What this task involves »
Here are records with pictures in them. Copy all of them exactly and leave the pictures out.
== == ==
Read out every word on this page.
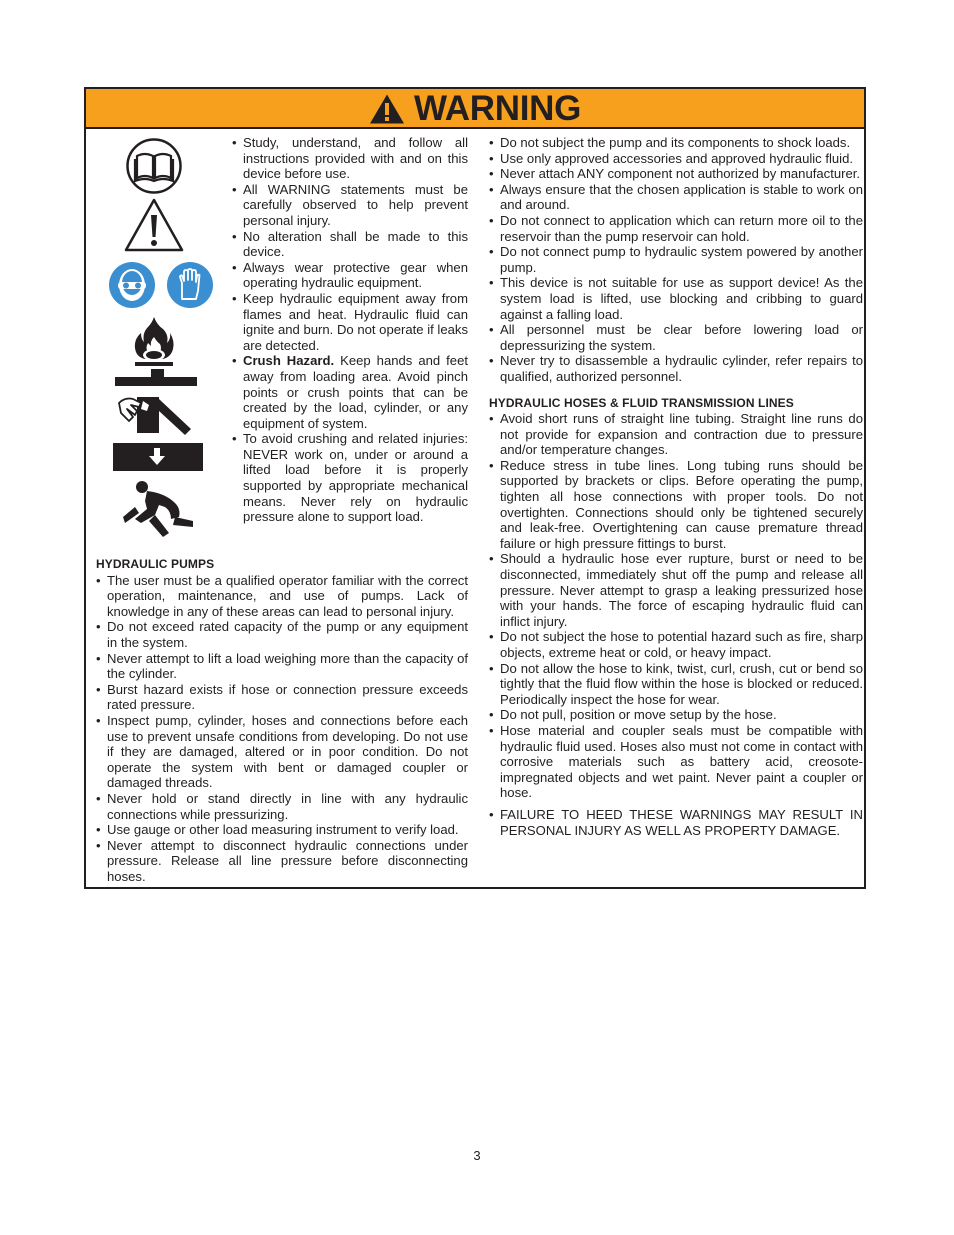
WARNING
• Study, understand, and follow all instructions provided with and on this device before use.
• All WARNING statements must be carefully observed to help prevent personal injury.
• No alteration shall be made to this device.
• Always wear protective gear when operating hydraulic equipment.
• Keep hydraulic equipment away from flames and heat. Hydraulic fluid can ignite and burn. Do not operate if leaks are detected.
• Crush Hazard. Keep hands and feet away from loading area. Avoid pinch points or crush points that can be created by the load, cylinder, or any equipment of system.
• To avoid crushing and related injuries: NEVER work on, under or around a lifted load before it is properly supported by appropriate mechanical means. Never rely on hydraulic pressure alone to support load.
HYDRAULIC PUMPS
• The user must be a qualified operator familiar with the correct operation, maintenance, and use of pumps. Lack of knowledge in any of these areas can lead to personal injury.
• Do not exceed rated capacity of the pump or any equipment in the system.
• Never attempt to lift a load weighing more than the capacity of the cylinder.
• Burst hazard exists if hose or connection pressure exceeds rated pressure.
• Inspect pump, cylinder, hoses and connections before each use to prevent unsafe conditions from developing. Do not use if they are damaged, altered or in poor condition. Do not operate the system with bent or damaged coupler or damaged threads.
• Never hold or stand directly in line with any hydraulic connections while pressurizing.
• Use gauge or other load measuring instrument to verify load.
• Never attempt to disconnect hydraulic connections under pressure. Release all line pressure before disconnecting hoses.
• Do not subject the pump and its components to shock loads.
• Use only approved accessories and approved hydraulic fluid.
• Never attach ANY component not authorized by manufacturer.
• Always ensure that the chosen application is stable to work on and around.
• Do not connect to application which can return more oil to the reservoir than the pump reservoir can hold.
• Do not connect pump to hydraulic system powered by another pump.
• This device is not suitable for use as support device! As the system load is lifted, use blocking and cribbing to guard against a falling load.
• All personnel must be clear before lowering load or depressurizing the system.
• Never try to disassemble a hydraulic cylinder, refer repairs to qualified, authorized personnel.
HYDRAULIC HOSES & FLUID TRANSMISSION LINES
• Avoid short runs of straight line tubing. Straight line runs do not provide for expansion and contraction due to pressure and/or temperature changes.
• Reduce stress in tube lines. Long tubing runs should be supported by brackets or clips. Before operating the pump, tighten all hose connections with proper tools. Do not overtighten. Connections should only be tightened securely and leak-free. Overtightening can cause premature thread failure or high pressure fittings to burst.
• Should a hydraulic hose ever rupture, burst or need to be disconnected, immediately shut off the pump and release all pressure. Never attempt to grasp a leaking pressurized hose with your hands. The force of escaping hydraulic fluid can inflict injury.
• Do not subject the hose to potential hazard such as fire, sharp objects, extreme heat or cold, or heavy impact.
• Do not allow the hose to kink, twist, curl, crush, cut or bend so tightly that the fluid flow within the hose is blocked or reduced. Periodically inspect the hose for wear.
• Do not pull, position or move setup by the hose.
• Hose material and coupler seals must be compatible with hydraulic fluid used. Hoses also must not come in contact with corrosive materials such as battery acid, creosote-impregnated objects and wet paint. Never paint a coupler or hose.
• FAILURE TO HEED THESE WARNINGS MAY RESULT IN PERSONAL INJURY AS WELL AS PROPERTY DAMAGE.
3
== == ==
Worked solution »
Read out every word on this page.
WARNING
• Study, understand, and follow all instructions provided with and on this device before use.
• All WARNING statements must be carefully observed to help prevent personal injury.
• No alteration shall be made to this device.
• Always wear protective gear when operating hydraulic equipment.
• Keep hydraulic equipment away from flames and heat. Hydraulic fluid can ignite and burn. Do not operate if leaks are detected.
• Crush Hazard. Keep hands and feet away from loading area. Avoid pinch points or crush points that can be created by the load, cylinder, or any equipment of system.
• To avoid crushing and related injuries: NEVER work on, under or around a lifted load before it is properly supported by appropriate mechanical means. Never rely on hydraulic pressure alone to support load.
HYDRAULIC PUMPS
• The user must be a qualified operator familiar with the correct operation, maintenance, and use of pumps. Lack of knowledge in any of these areas can lead to personal injury.
• Do not exceed rated capacity of the pump or any equipment in the system.
• Never attempt to lift a load weighing more than the capacity of the cylinder.
• Burst hazard exists if hose or connection pressure exceeds rated pressure.
• Inspect pump, cylinder, hoses and connections before each use to prevent unsafe conditions from developing. Do not use if they are damaged, altered or in poor condition. Do not operate the system with bent or damaged coupler or damaged threads.
• Never hold or stand directly in line with any hydraulic connections while pressurizing.
• Use gauge or other load measuring instrument to verify load.
• Never attempt to disconnect hydraulic connections under pressure. Release all line pressure before disconnecting hoses.
• Do not subject the pump and its components to shock loads.
• Use only approved accessories and approved hydraulic fluid.
• Never attach ANY component not authorized by manufacturer.
• Always ensure that the chosen application is stable to work on and around.
• Do not connect to application which can return more oil to the reservoir than the pump reservoir can hold.
• Do not connect pump to hydraulic system powered by another pump.
• This device is not suitable for use as support device! As the system load is lifted, use blocking and cribbing to guard against a falling load.
• All personnel must be clear before lowering load or depressurizing the system.
• Never try to disassemble a hydraulic cylinder, refer repairs to qualified, authorized personnel.
HYDRAULIC HOSES & FLUID TRANSMISSION LINES
• Avoid short runs of straight line tubing. Straight line runs do not provide for expansion and contraction due to pressure and/or temperature changes.
• Reduce stress in tube lines. Long tubing runs should be supported by brackets or clips. Before operating the pump, tighten all hose connections with proper tools. Do not overtighten. Connections should only be tightened securely and leak-free. Overtightening can cause premature thread failure or high pressure fittings to burst.
• Should a hydraulic hose ever rupture, burst or need to be disconnected, immediately shut off the pump and release all pressure. Never attempt to grasp a leaking pressurized hose with your hands. The force of escaping hydraulic fluid can inflict injury.
• Do not subject the hose to potential hazard such as fire, sharp objects, extreme heat or cold, or heavy impact.
• Do not allow the hose to kink, twist, curl, crush, cut or bend so tightly that the fluid flow within the hose is blocked or reduced. Periodically inspect the hose for wear.
• Do not pull, position or move setup by the hose.
• Hose material and coupler seals must be compatible with hydraulic fluid used. Hoses also must not come in contact with corrosive materials such as battery acid, creosote-impregnated objects and wet paint. Never paint a coupler or hose.
• FAILURE TO HEED THESE WARNINGS MAY RESULT IN PERSONAL INJURY AS WELL AS PROPERTY DAMAGE.
3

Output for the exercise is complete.